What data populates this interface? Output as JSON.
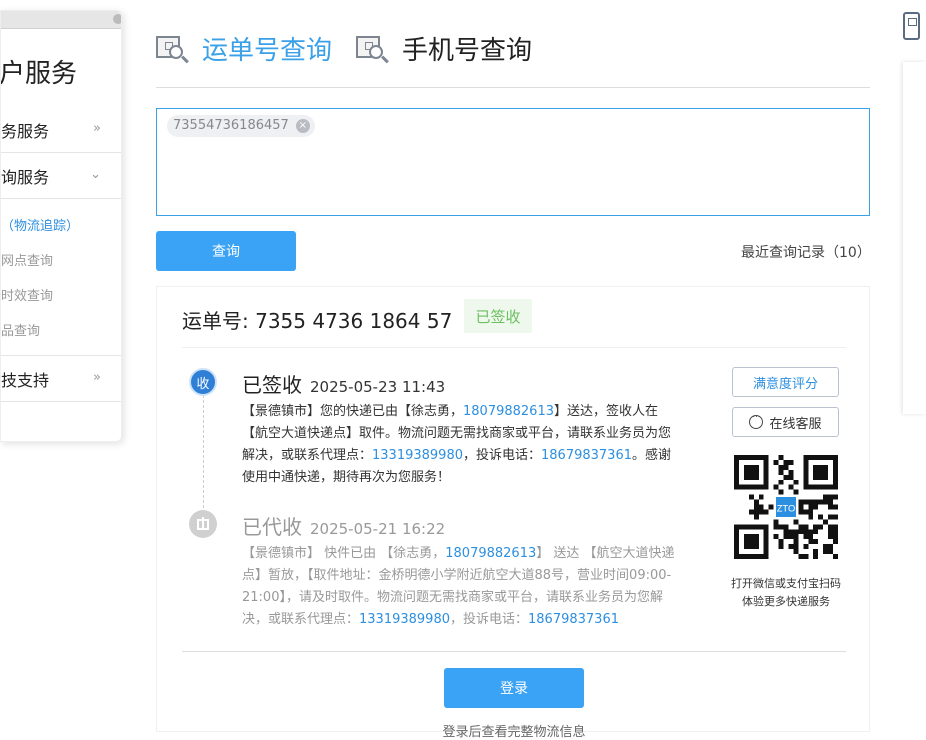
{
  "sidebar": {
    "title": "户服务",
    "items": [
      {
        "label": "务服务",
        "chevron": "»"
      },
      {
        "label": "询服务",
        "chevron": "⌄"
      }
    ],
    "subitems": [
      {
        "label": "（物流追踪）",
        "active": true
      },
      {
        "label": "网点查询",
        "active": false
      },
      {
        "label": "时效查询",
        "active": false
      },
      {
        "label": "品查询",
        "active": false
      }
    ],
    "last": {
      "label": "技支持",
      "chevron": "»"
    }
  },
  "tabs": [
    {
      "label": "运单号查询",
      "active": true,
      "icon": "parcel-search-icon"
    },
    {
      "label": "手机号查询",
      "active": false,
      "icon": "parcel-search-icon"
    }
  ],
  "search": {
    "tag": "73554736186457",
    "tag_remove": "×"
  },
  "buttons": {
    "query": "查询",
    "login": "登录",
    "rate": "满意度评分",
    "cs": "在线客服"
  },
  "recent": "最近查询记录（10）",
  "result": {
    "waybill_label": "运单号: 7355 4736 1864 57",
    "status": "已签收",
    "events": [
      {
        "dot": "收",
        "title": "已签收",
        "time": "2025-05-23 11:43",
        "body": [
          {
            "t": "【景德镇市】您的快递已由【徐志勇，",
            "p": false
          },
          {
            "t": "18079882613",
            "p": true
          },
          {
            "t": "】送达，签收人在【航空大道快递点】取件。物流问题无需找商家或平台，请联系业务员为您解决，或联系代理点：",
            "p": false
          },
          {
            "t": "13319389980",
            "p": true
          },
          {
            "t": "，投诉电话：",
            "p": false
          },
          {
            "t": "18679837361",
            "p": true
          },
          {
            "t": "。感谢使用中通快递，期待再次为您服务！",
            "p": false
          }
        ]
      },
      {
        "dot": "",
        "title": "已代收",
        "time": "2025-05-21 16:22",
        "body": [
          {
            "t": "【景德镇市】 快件已由 【徐志勇，",
            "p": false
          },
          {
            "t": "18079882613",
            "p": true
          },
          {
            "t": "】 送达 【航空大道快递点】暂放，【取件地址：金桥明德小学附近航空大道88号，营业时间09:00-21:00】，请及时取件。物流问题无需找商家或平台，请联系业务员为您解决，或联系代理点：",
            "p": false
          },
          {
            "t": "13319389980",
            "p": true
          },
          {
            "t": "，投诉电话：",
            "p": false
          },
          {
            "t": "18679837361",
            "p": true
          }
        ]
      }
    ],
    "qr_caption_1": "打开微信或支付宝扫码",
    "qr_caption_2": "体验更多快递服务",
    "qr_logo": "ZTO",
    "login_hint": "登录后查看完整物流信息"
  },
  "colors": {
    "accent": "#3aa0e8",
    "button": "#3aa3f5",
    "success": "#6cc061",
    "phone": "#2d8fe0"
  }
}
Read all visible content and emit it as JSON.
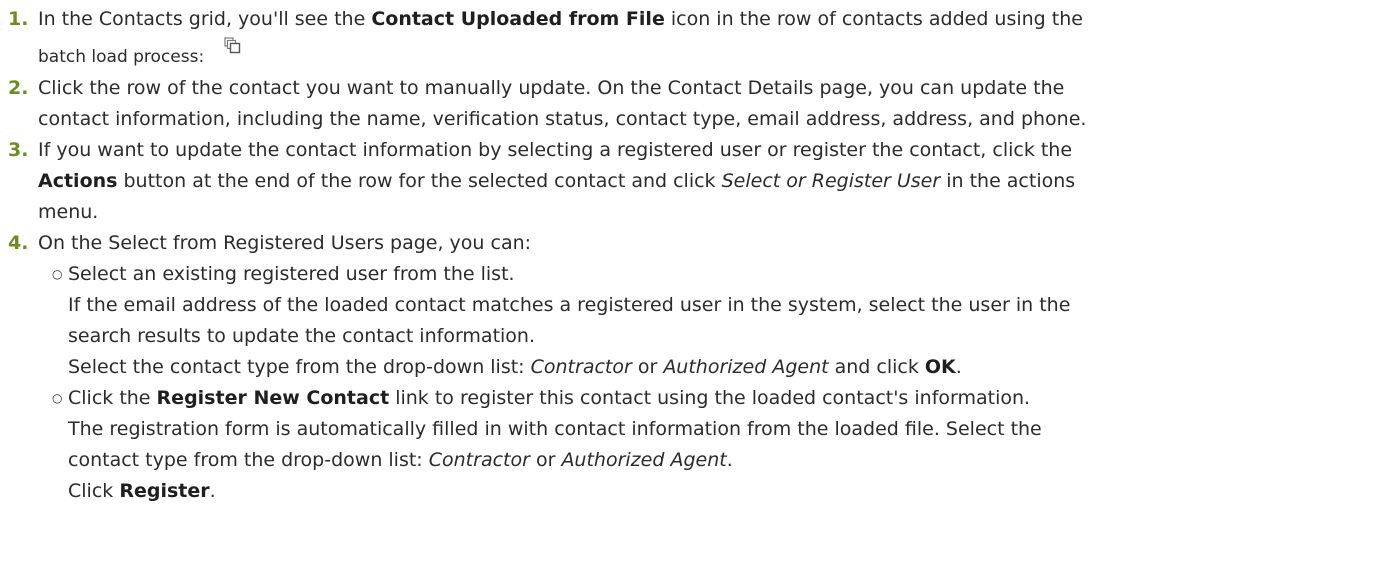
{
  "steps": [
    {
      "num": "1.",
      "line1_pre": "In the Contacts grid, you'll see the ",
      "line1_bold": "Contact Uploaded from File",
      "line1_post": " icon in the row of contacts added using the",
      "line2": "batch load process:",
      "icon": "copy-icon"
    },
    {
      "num": "2.",
      "line1": "Click the row of the contact you want to manually update. On the Contact Details page, you can update the",
      "line2": "contact information, including the name, verification status, contact type, email address, address, and phone."
    },
    {
      "num": "3.",
      "line1": "If you want to update the contact information by selecting a registered user or register the contact, click the",
      "line2_bold": "Actions",
      "line2_post": " button at the end of the row for the selected contact and click ",
      "line2_italic": "Select or Register User",
      "line2_tail": " in the actions",
      "line3": "menu."
    },
    {
      "num": "4.",
      "intro": "On the Select from Registered Users page, you can:",
      "bullets": [
        {
          "line1": "Select an existing registered user from the list.",
          "line2": "If the email address of the loaded contact matches a registered user in the system, select the user in the",
          "line3": "search results to update the contact information.",
          "line4_pre": "Select the contact type from the drop-down list: ",
          "opt1": "Contractor",
          "or": " or ",
          "opt2": "Authorized Agent",
          "line4_mid": " and click ",
          "ok": "OK",
          "line4_end": "."
        },
        {
          "line1_pre": "Click the ",
          "link": "Register New Contact",
          "line1_post": " link to register this contact using the loaded contact's information.",
          "line2": "The registration form is automatically filled in with contact information from the loaded file. Select the",
          "line3_pre": "contact type from the drop-down list: ",
          "opt1": "Contractor",
          "or": " or ",
          "opt2": "Authorized Agent",
          "line3_end": ".",
          "line4_pre": "Click ",
          "register": "Register",
          "line4_end": "."
        }
      ]
    }
  ]
}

[TASK TO CARRY OUT] Leave out the pictures and transcribe the entries above exactly.

[REPLY TO THE TASK]
What data populates this interface? Output as JSON.
{
  "sidebar": {
    "title": "户服务",
    "items": [
      {
        "label": "务服务",
        "chevron": "»"
      },
      {
        "label": "询服务",
        "chevron": "⌄"
      }
    ],
    "subitems": [
      {
        "label": "（物流追踪）",
        "active": true
      },
      {
        "label": "网点查询",
        "active": false
      },
      {
        "label": "时效查询",
        "active": false
      },
      {
        "label": "品查询",
        "active": false
      }
    ],
    "last": {
      "label": "技支持",
      "chevron": "»"
    }
  },
  "tabs": [
    {
      "label": "运单号查询",
      "active": true,
      "icon": "parcel-search-icon"
    },
    {
      "label": "手机号查询",
      "active": false,
      "icon": "parcel-search-icon"
    }
  ],
  "search": {
    "tag": "73554736186457",
    "tag_remove": "×"
  },
  "buttons": {
    "query": "查询",
    "login": "登录",
    "rate": "满意度评分",
    "cs": "在线客服"
  },
  "recent": "最近查询记录（10）",
  "result": {
    "waybill_label": "运单号: 7355 4736 1864 57",
    "status": "已签收",
    "events": [
      {
        "dot": "收",
        "title": "已签收",
        "time": "2025-05-23 11:43",
        "body": [
          {
            "t": "【景德镇市】您的快递已由【徐志勇，",
            "p": false
          },
          {
            "t": "18079882613",
            "p": true
          },
          {
            "t": "】送达，签收人在【航空大道快递点】取件。物流问题无需找商家或平台，请联系业务员为您解决，或联系代理点：",
            "p": false
          },
          {
            "t": "13319389980",
            "p": true
          },
          {
            "t": "，投诉电话：",
            "p": false
          },
          {
            "t": "18679837361",
            "p": true
          },
          {
            "t": "。感谢使用中通快递，期待再次为您服务！",
            "p": false
          }
        ]
      },
      {
        "dot": "",
        "title": "已代收",
        "time": "2025-05-21 16:22",
        "body": [
          {
            "t": "【景德镇市】 快件已由 【徐志勇，",
            "p": false
          },
          {
            "t": "18079882613",
            "p": true
          },
          {
            "t": "】 送达 【航空大道快递点】暂放，【取件地址：金桥明德小学附近航空大道88号，营业时间09:00-21:00】，请及时取件。物流问题无需找商家或平台，请联系业务员为您解决，或联系代理点：",
            "p": false
          },
          {
            "t": "13319389980",
            "p": true
          },
          {
            "t": "，投诉电话：",
            "p": false
          },
          {
            "t": "18679837361",
            "p": true
          }
        ]
      }
    ],
    "qr_caption_1": "打开微信或支付宝扫码",
    "qr_caption_2": "体验更多快递服务",
    "qr_logo": "ZTO",
    "login_hint": "登录后查看完整物流信息"
  },
  "colors": {
    "accent": "#3aa0e8",
    "button": "#3aa3f5",
    "success": "#6cc061",
    "phone": "#2d8fe0"
  }
}
Read all visible content and emit it as JSON.
{
  "steps": [
    {
      "num": "1.",
      "line1_pre": "In the Contacts grid, you'll see the ",
      "line1_bold": "Contact Uploaded from File",
      "line1_post": " icon in the row of contacts added using the",
      "line2": "batch load process:",
      "icon": "copy-icon"
    },
    {
      "num": "2.",
      "line1": "Click the row of the contact you want to manually update. On the Contact Details page, you can update the",
      "line2": "contact information, including the name, verification status, contact type, email address, address, and phone."
    },
    {
      "num": "3.",
      "line1": "If you want to update the contact information by selecting a registered user or register the contact, click the",
      "line2_bold": "Actions",
      "line2_post": " button at the end of the row for the selected contact and click ",
      "line2_italic": "Select or Register User",
      "line2_tail": " in the actions",
      "line3": "menu."
    },
    {
      "num": "4.",
      "intro": "On the Select from Registered Users page, you can:",
      "bullets": [
        {
          "line1": "Select an existing registered user from the list.",
          "line2": "If the email address of the loaded contact matches a registered user in the system, select the user in the",
          "line3": "search results to update the contact information.",
          "line4_pre": "Select the contact type from the drop-down list: ",
          "opt1": "Contractor",
          "or": " or ",
          "opt2": "Authorized Agent",
          "line4_mid": " and click ",
          "ok": "OK",
          "line4_end": "."
        },
        {
          "line1_pre": "Click the ",
          "link": "Register New Contact",
          "line1_post": " link to register this contact using the loaded contact's information.",
          "line2": "The registration form is automatically filled in with contact information from the loaded file. Select the",
          "line3_pre": "contact type from the drop-down list: ",
          "opt1": "Contractor",
          "or": " or ",
          "opt2": "Authorized Agent",
          "line3_end": ".",
          "line4_pre": "Click ",
          "register": "Register",
          "line4_end": "."
        }
      ]
    }
  ]
}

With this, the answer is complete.